(Figure data in JSON)
──────────────────────────────

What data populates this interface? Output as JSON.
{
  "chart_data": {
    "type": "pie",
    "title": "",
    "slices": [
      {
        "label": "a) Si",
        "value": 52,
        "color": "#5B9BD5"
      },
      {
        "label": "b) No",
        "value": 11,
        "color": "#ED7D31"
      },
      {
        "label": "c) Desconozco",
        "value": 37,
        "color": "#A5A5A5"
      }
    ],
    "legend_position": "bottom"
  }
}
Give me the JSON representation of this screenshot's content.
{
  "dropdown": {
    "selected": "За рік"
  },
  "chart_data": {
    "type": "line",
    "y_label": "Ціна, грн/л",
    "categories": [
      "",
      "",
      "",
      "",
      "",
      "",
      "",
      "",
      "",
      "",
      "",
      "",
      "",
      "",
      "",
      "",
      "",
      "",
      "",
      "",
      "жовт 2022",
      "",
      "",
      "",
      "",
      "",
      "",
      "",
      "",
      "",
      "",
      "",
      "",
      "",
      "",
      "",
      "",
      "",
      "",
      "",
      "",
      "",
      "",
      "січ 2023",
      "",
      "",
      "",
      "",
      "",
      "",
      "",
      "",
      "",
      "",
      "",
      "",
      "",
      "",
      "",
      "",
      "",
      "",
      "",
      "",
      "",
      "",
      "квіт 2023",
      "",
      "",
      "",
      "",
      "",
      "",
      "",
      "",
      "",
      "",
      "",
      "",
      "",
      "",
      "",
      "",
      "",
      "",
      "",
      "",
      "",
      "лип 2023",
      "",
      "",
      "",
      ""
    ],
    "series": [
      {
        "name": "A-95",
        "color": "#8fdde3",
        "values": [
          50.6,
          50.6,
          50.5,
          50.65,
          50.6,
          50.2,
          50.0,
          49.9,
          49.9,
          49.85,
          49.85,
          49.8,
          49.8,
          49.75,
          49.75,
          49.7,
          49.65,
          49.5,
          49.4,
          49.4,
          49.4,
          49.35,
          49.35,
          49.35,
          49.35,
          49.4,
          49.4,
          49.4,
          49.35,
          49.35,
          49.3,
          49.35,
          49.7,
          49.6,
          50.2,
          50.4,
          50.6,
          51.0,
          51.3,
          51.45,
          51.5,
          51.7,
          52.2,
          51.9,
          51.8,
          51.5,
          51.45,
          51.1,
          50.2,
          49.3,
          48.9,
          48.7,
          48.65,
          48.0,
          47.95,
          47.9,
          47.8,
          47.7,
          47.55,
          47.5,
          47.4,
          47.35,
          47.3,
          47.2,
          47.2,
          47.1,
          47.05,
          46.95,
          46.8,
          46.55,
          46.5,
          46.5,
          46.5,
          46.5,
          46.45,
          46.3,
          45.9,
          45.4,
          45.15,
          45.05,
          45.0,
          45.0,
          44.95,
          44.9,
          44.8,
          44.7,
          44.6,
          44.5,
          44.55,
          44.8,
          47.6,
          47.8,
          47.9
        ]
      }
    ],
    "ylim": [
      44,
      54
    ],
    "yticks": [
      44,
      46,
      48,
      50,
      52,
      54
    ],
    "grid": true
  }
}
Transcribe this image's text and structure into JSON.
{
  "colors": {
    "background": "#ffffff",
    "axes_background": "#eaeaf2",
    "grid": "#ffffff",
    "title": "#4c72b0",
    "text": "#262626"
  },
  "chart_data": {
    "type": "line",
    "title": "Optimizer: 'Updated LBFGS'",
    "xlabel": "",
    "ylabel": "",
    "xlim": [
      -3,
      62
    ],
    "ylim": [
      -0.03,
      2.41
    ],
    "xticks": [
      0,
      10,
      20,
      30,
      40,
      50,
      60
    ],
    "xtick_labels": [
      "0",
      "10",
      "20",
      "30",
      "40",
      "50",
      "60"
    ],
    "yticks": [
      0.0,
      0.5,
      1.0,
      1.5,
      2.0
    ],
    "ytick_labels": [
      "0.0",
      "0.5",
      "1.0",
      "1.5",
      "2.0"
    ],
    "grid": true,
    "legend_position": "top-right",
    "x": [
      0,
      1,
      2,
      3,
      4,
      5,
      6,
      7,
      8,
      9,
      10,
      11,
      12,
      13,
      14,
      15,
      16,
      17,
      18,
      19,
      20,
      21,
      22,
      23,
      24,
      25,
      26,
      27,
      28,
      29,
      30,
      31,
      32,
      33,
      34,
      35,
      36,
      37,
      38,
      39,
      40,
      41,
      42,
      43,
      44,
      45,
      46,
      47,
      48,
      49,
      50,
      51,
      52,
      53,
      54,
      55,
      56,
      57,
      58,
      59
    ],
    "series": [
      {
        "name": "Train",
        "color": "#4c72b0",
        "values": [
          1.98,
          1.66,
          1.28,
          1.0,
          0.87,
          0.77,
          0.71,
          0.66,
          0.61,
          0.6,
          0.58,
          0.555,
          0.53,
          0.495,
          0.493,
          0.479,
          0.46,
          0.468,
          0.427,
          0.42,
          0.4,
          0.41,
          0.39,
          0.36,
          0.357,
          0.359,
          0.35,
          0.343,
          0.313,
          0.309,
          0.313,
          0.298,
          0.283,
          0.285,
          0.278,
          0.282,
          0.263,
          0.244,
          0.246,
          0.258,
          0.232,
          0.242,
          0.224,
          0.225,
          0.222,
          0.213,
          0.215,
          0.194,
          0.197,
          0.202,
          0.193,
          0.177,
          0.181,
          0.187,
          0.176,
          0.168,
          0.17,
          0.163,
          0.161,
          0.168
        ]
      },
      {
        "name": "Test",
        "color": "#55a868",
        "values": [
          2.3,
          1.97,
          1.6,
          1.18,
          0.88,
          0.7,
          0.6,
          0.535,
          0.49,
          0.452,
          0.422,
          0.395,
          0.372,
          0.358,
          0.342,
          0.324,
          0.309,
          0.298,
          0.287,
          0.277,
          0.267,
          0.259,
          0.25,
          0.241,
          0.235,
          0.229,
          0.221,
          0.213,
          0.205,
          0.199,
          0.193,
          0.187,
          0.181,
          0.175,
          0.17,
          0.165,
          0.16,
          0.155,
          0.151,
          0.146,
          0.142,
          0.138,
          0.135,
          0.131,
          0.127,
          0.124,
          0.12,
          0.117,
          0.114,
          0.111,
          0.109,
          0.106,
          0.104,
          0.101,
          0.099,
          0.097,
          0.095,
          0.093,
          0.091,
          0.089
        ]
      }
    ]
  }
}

──────────────────────────────

How many of the lines above include the string "this"? Answer with the number only.

# Answer below
3